Written request -> Return the entries below in their exact form, leaving the pictures out.

━━━ Extracted information ━━━

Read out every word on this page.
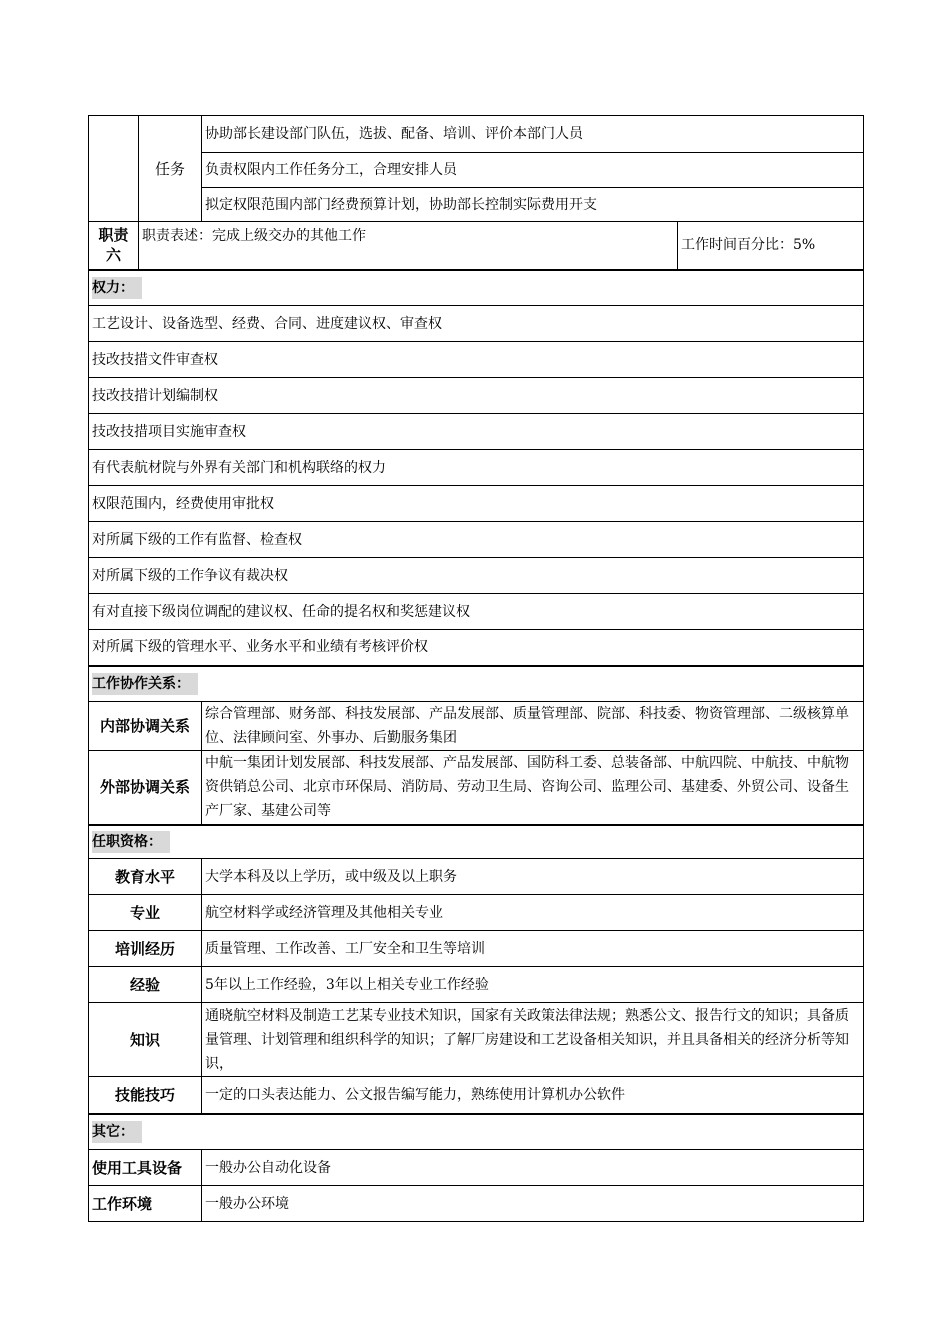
	任务	协助部长建设部门队伍，选拔、配备、培训、评价本部门人员	
		负责权限内工作任务分工，合理安排人员	
		拟定权限范围内部门经费预算计划，协助部长控制实际费用开支	

职责
六	职责表述：完成上级交办的其他工作		工作时间百分比：5%
权力：			
工艺设计、设备选型、经费、合同、进度建议权、审查权			
技改技措文件审查权			
技改技措计划编制权			
技改技措项目实施审查权			
有代表航材院与外界有关部门和机构联络的权力			
权限范围内，经费使用审批权			
对所属下级的工作有监督、检查权			
对所属下级的工作争议有裁决权			
有对直接下级岗位调配的建议权、任命的提名权和奖惩建议权			
对所属下级的管理水平、业务水平和业绩有考核评价权			
工作协作关系：			
内部协调关系		综合管理部、财务部、科技发展部、产品发展部、质量管理部、院部、科技委、物资管理部、二级核算单位、法律顾问室、外事办、后勤服务集团	
外部协调关系		中航一集团计划发展部、科技发展部、产品发展部、国防科工委、总装备部、中航四院、中航技、中航物资供销总公司、北京市环保局、消防局、劳动卫生局、咨询公司、监理公司、基建委、外贸公司、设备生产厂家、基建公司等	
任职资格：			
教育水平		大学本科及以上学历，或中级及以上职务	
专业		航空材料学或经济管理及其他相关专业	
培训经历		质量管理、工作改善、工厂安全和卫生等培训	
经验		5年以上工作经验，3年以上相关专业工作经验	
知识		通晓航空材料及制造工艺某专业技术知识，国家有关政策法律法规；熟悉公文、报告行文的知识；具备质量管理、计划管理和组织科学的知识；了解厂房建设和工艺设备相关知识，并且具备相关的经济分析等知识，	
技能技巧		一定的口头表达能力、公文报告编写能力，熟练使用计算机办公软件	
其它：			
使用工具设备		一般办公自动化设备	
工作环境		一般办公环境	
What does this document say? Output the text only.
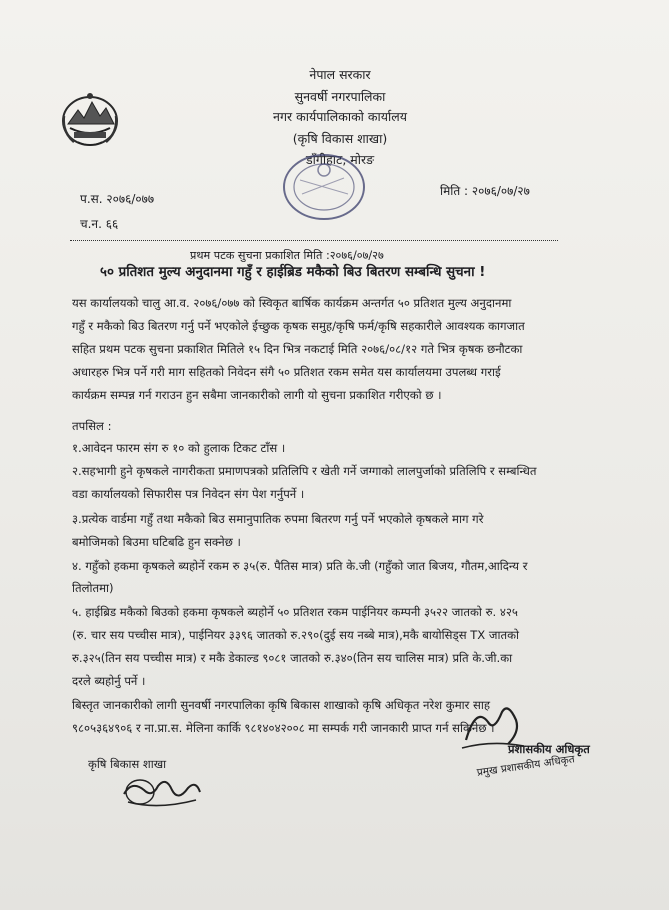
नेपाल सरकार
सुनवर्षी नगरपालिका
नगर कार्यपालिकाको कार्यालय
(कृषि विकास शाखा)
डाँगीहाट, मोरङ
प.स. २०७६/०७७
च.न. ६६
मिति : २०७६/०७/२७
प्रथम पटक सुचना प्रकाशित मिति :२०७६/०७/२७
५० प्रतिशत मुल्य अनुदानमा गहुँ र हाईब्रिड मकैको बिउ बितरण सम्बन्धि सुचना !
यस कार्यालयको चालु आ.व. २०७६/०७७ को स्विकृत बार्षिक कार्यक्रम अन्तर्गत ५० प्रतिशत मुल्य अनुदानमा
गहुँ र मकैको बिउ बितरण गर्नु पर्ने भएकोले ईच्छुक कृषक समुह/कृषि फर्म/कृषि सहकारीले आवश्यक कागजात
सहित प्रथम पटक सुचना प्रकाशित मितिले १५ दिन भित्र नकटाई मिति २०७६/०८/१२ गते भित्र कृषक छनौटका
अधारहरु भित्र पर्ने गरी माग सहितको निवेदन संगै ५० प्रतिशत रकम समेत यस कार्यालयमा उपलब्ध गराई
कार्यक्रम सम्पन्न गर्न गराउन हुन सबैमा जानकारीको लागी यो सुचना प्रकाशित गरीएको छ ।
तपसिल :
१.आवेदन फारम संग रु १० को हुलाक टिकट टाँस ।
२.सहभागी हुने कृषकले नागरीकता प्रमाणपत्रको प्रतिलिपि र खेती गर्ने जग्गाको लालपुर्जाको प्रतिलिपि र सम्बन्धित
वडा कार्यालयको सिफारीस पत्र निवेदन संग पेश गर्नुपर्ने ।
३.प्रत्येक वार्डमा गहुँ तथा मकैको बिउ समानुपातिक रुपमा बितरण गर्नु पर्ने भएकोले कृषकले माग गरे
बमोजिमको बिउमा घटिबढि हुन सक्नेछ ।
४. गहुँको हकमा कृषकले ब्यहोर्ने रकम रु ३५(रु. पैतिस मात्र) प्रति के.जी (गहुँको जात बिजय, गौतम,आदिन्य र
तिलोतमा)
५. हाईब्रिड मकैको बिउको हकमा कृषकले ब्यहोर्ने ५० प्रतिशत रकम पाईनियर कम्पनी ३५२२ जातको रु. ४२५
(रु. चार सय पच्चीस मात्र), पाईनियर ३३९६ जातको रु.२९०(दुई सय नब्बे मात्र),मकै बायोसिड्स TX जातको
रु.३२५(तिन सय पच्चीस मात्र) र मकै डेकाल्ड ९०८१ जातको रु.३४०(तिन सय चालिस मात्र) प्रति के.जी.का
दरले ब्यहोर्नु पर्ने ।
बिस्तृत जानकारीको लागी सुनवर्षी नगरपालिका कृषि बिकास शाखाको कृषि अधिकृत नरेश कुमार साह
९८०५३६४९०६ र ना.प्रा.स. मेलिना कार्कि ९८१४०४२००८ मा सम्पर्क गरी जानकारी प्राप्त गर्न सकिनेछ ।
कृषि बिकास शाखा
प्रशासकीय अधिकृत
प्रमुख प्रशासकीय अधिकृत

━━━

Correct output ->
Read out every word on this page.
	任务	协助部长建设部门队伍，选拔、配备、培训、评价本部门人员	
		负责权限内工作任务分工，合理安排人员	
		拟定权限范围内部门经费预算计划，协助部长控制实际费用开支	

职责
六	职责表述：完成上级交办的其他工作		工作时间百分比：5%
权力：			
工艺设计、设备选型、经费、合同、进度建议权、审查权			
技改技措文件审查权			
技改技措计划编制权			
技改技措项目实施审查权			
有代表航材院与外界有关部门和机构联络的权力			
权限范围内，经费使用审批权			
对所属下级的工作有监督、检查权			
对所属下级的工作争议有裁决权			
有对直接下级岗位调配的建议权、任命的提名权和奖惩建议权			
对所属下级的管理水平、业务水平和业绩有考核评价权			
工作协作关系：			
内部协调关系		综合管理部、财务部、科技发展部、产品发展部、质量管理部、院部、科技委、物资管理部、二级核算单位、法律顾问室、外事办、后勤服务集团	
外部协调关系		中航一集团计划发展部、科技发展部、产品发展部、国防科工委、总装备部、中航四院、中航技、中航物资供销总公司、北京市环保局、消防局、劳动卫生局、咨询公司、监理公司、基建委、外贸公司、设备生产厂家、基建公司等	
任职资格：			
教育水平		大学本科及以上学历，或中级及以上职务	
专业		航空材料学或经济管理及其他相关专业	
培训经历		质量管理、工作改善、工厂安全和卫生等培训	
经验		5年以上工作经验，3年以上相关专业工作经验	
知识		通晓航空材料及制造工艺某专业技术知识，国家有关政策法律法规；熟悉公文、报告行文的知识；具备质量管理、计划管理和组织科学的知识；了解厂房建设和工艺设备相关知识，并且具备相关的经济分析等知识，	
技能技巧		一定的口头表达能力、公文报告编写能力，熟练使用计算机办公软件	
其它：			
使用工具设备		一般办公自动化设备	
工作环境		一般办公环境	
What does this document say? Output the text only.
नेपाल सरकार
सुनवर्षी नगरपालिका
नगर कार्यपालिकाको कार्यालय
(कृषि विकास शाखा)
डाँगीहाट, मोरङ
प.स. २०७६/०७७
च.न. ६६
मिति : २०७६/०७/२७
प्रथम पटक सुचना प्रकाशित मिति :२०७६/०७/२७
५० प्रतिशत मुल्य अनुदानमा गहुँ र हाईब्रिड मकैको बिउ बितरण सम्बन्धि सुचना !
यस कार्यालयको चालु आ.व. २०७६/०७७ को स्विकृत बार्षिक कार्यक्रम अन्तर्गत ५० प्रतिशत मुल्य अनुदानमा
गहुँ र मकैको बिउ बितरण गर्नु पर्ने भएकोले ईच्छुक कृषक समुह/कृषि फर्म/कृषि सहकारीले आवश्यक कागजात
सहित प्रथम पटक सुचना प्रकाशित मितिले १५ दिन भित्र नकटाई मिति २०७६/०८/१२ गते भित्र कृषक छनौटका
अधारहरु भित्र पर्ने गरी माग सहितको निवेदन संगै ५० प्रतिशत रकम समेत यस कार्यालयमा उपलब्ध गराई
कार्यक्रम सम्पन्न गर्न गराउन हुन सबैमा जानकारीको लागी यो सुचना प्रकाशित गरीएको छ ।
तपसिल :
१.आवेदन फारम संग रु १० को हुलाक टिकट टाँस ।
२.सहभागी हुने कृषकले नागरीकता प्रमाणपत्रको प्रतिलिपि र खेती गर्ने जग्गाको लालपुर्जाको प्रतिलिपि र सम्बन्धित
वडा कार्यालयको सिफारीस पत्र निवेदन संग पेश गर्नुपर्ने ।
३.प्रत्येक वार्डमा गहुँ तथा मकैको बिउ समानुपातिक रुपमा बितरण गर्नु पर्ने भएकोले कृषकले माग गरे
बमोजिमको बिउमा घटिबढि हुन सक्नेछ ।
४. गहुँको हकमा कृषकले ब्यहोर्ने रकम रु ३५(रु. पैतिस मात्र) प्रति के.जी (गहुँको जात बिजय, गौतम,आदिन्य र
तिलोतमा)
५. हाईब्रिड मकैको बिउको हकमा कृषकले ब्यहोर्ने ५० प्रतिशत रकम पाईनियर कम्पनी ३५२२ जातको रु. ४२५
(रु. चार सय पच्चीस मात्र), पाईनियर ३३९६ जातको रु.२९०(दुई सय नब्बे मात्र),मकै बायोसिड्स TX जातको
रु.३२५(तिन सय पच्चीस मात्र) र मकै डेकाल्ड ९०८१ जातको रु.३४०(तिन सय चालिस मात्र) प्रति के.जी.का
दरले ब्यहोर्नु पर्ने ।
बिस्तृत जानकारीको लागी सुनवर्षी नगरपालिका कृषि बिकास शाखाको कृषि अधिकृत नरेश कुमार साह
९८०५३६४९०६ र ना.प्रा.स. मेलिना कार्कि ९८१४०४२००८ मा सम्पर्क गरी जानकारी प्राप्त गर्न सकिनेछ ।
कृषि बिकास शाखा
प्रशासकीय अधिकृत
प्रमुख प्रशासकीय अधिकृत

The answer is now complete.